Required task
Tell how many lines in the data below include the word "your". The answer is the number only.

Given information
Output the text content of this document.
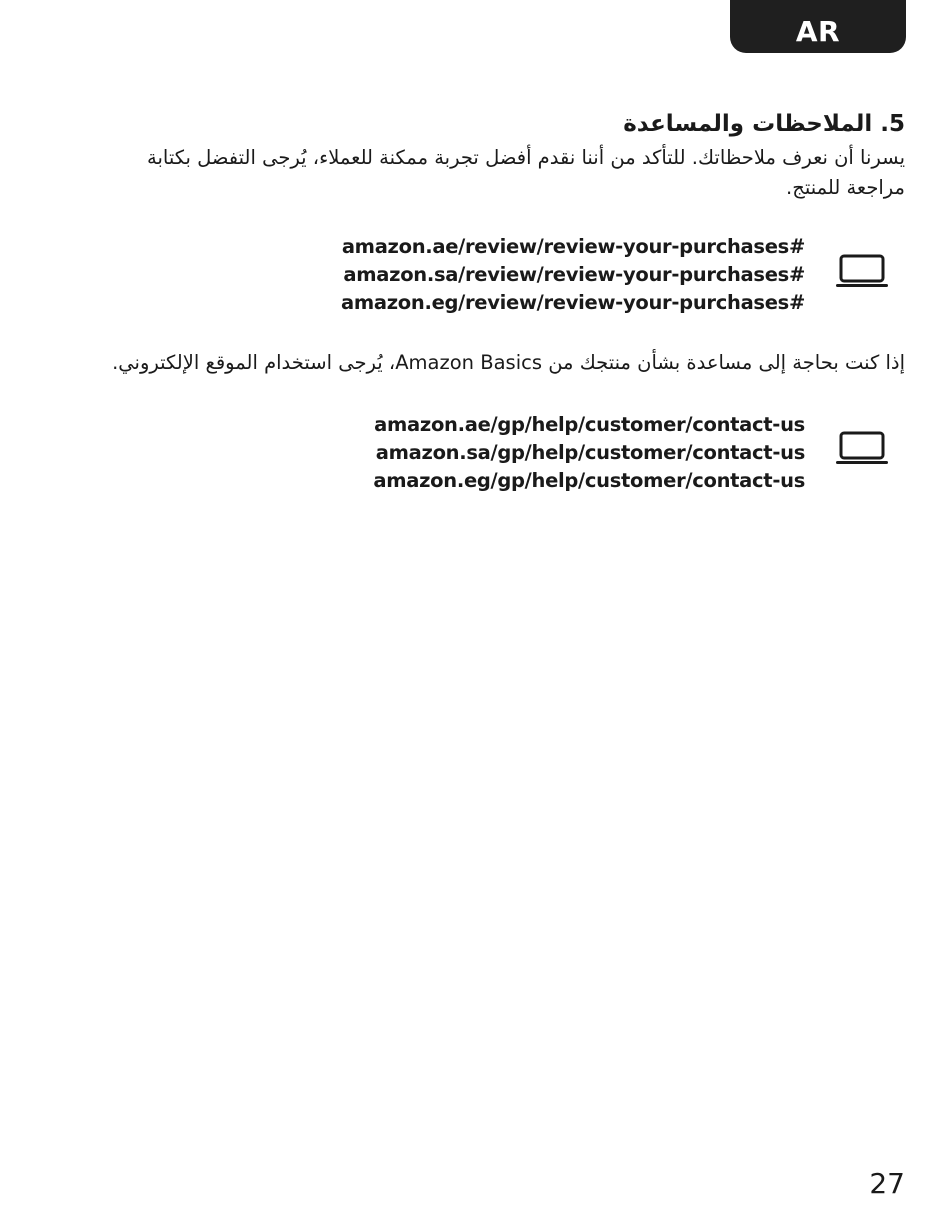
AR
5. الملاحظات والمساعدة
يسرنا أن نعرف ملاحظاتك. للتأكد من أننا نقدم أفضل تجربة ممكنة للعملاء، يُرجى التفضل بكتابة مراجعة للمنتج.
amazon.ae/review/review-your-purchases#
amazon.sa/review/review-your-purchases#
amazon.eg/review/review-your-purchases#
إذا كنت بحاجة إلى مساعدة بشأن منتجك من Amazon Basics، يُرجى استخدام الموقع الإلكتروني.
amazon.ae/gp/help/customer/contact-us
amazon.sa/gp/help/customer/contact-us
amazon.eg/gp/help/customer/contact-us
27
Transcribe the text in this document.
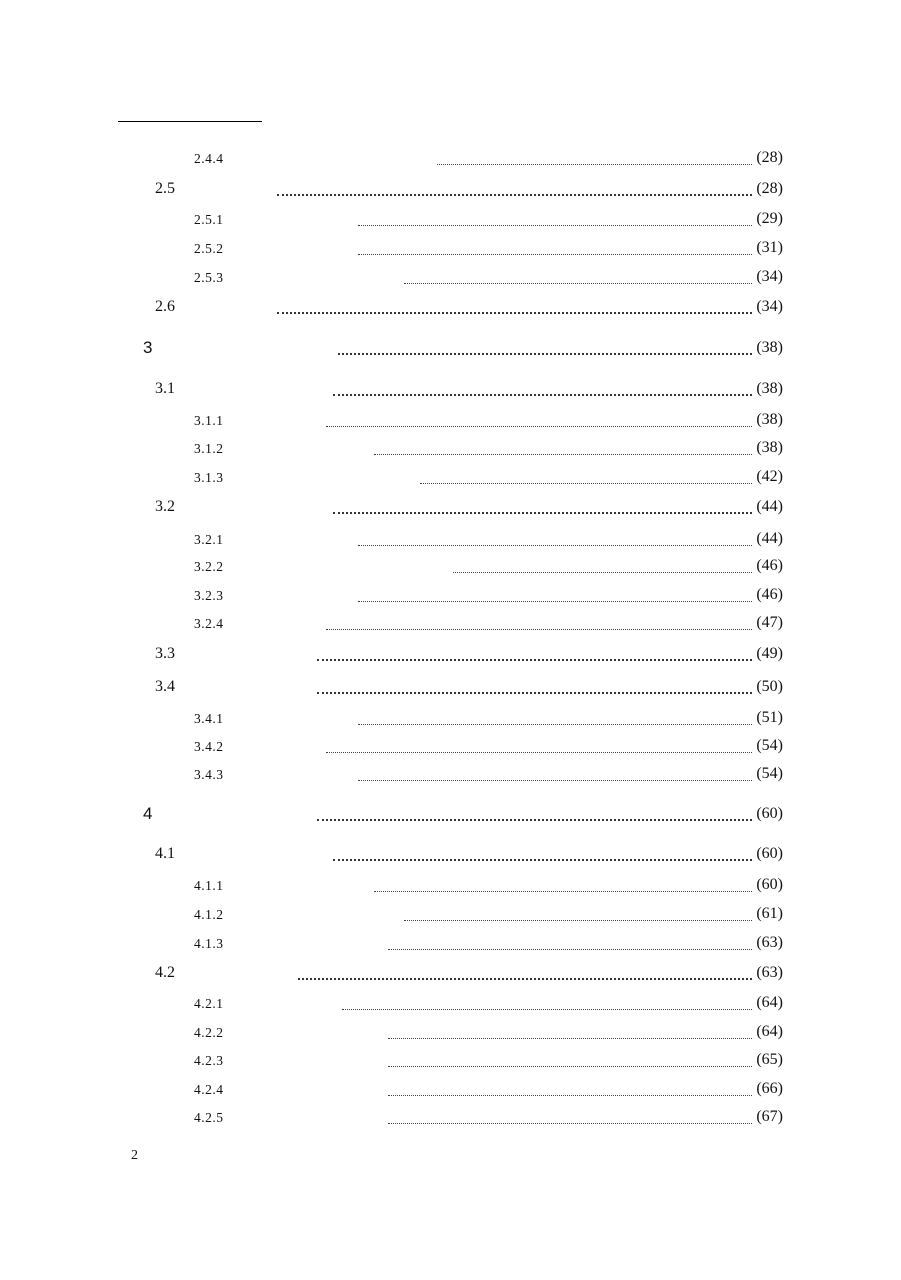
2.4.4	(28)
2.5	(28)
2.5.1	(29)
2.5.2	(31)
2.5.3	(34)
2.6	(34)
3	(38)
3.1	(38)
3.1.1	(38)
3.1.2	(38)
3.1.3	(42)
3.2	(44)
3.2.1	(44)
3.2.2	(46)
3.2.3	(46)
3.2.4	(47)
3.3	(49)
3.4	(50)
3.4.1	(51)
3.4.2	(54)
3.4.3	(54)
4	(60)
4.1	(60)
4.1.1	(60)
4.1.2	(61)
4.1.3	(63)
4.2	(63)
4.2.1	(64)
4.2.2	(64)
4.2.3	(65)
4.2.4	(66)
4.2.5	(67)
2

Reply to the exercise
3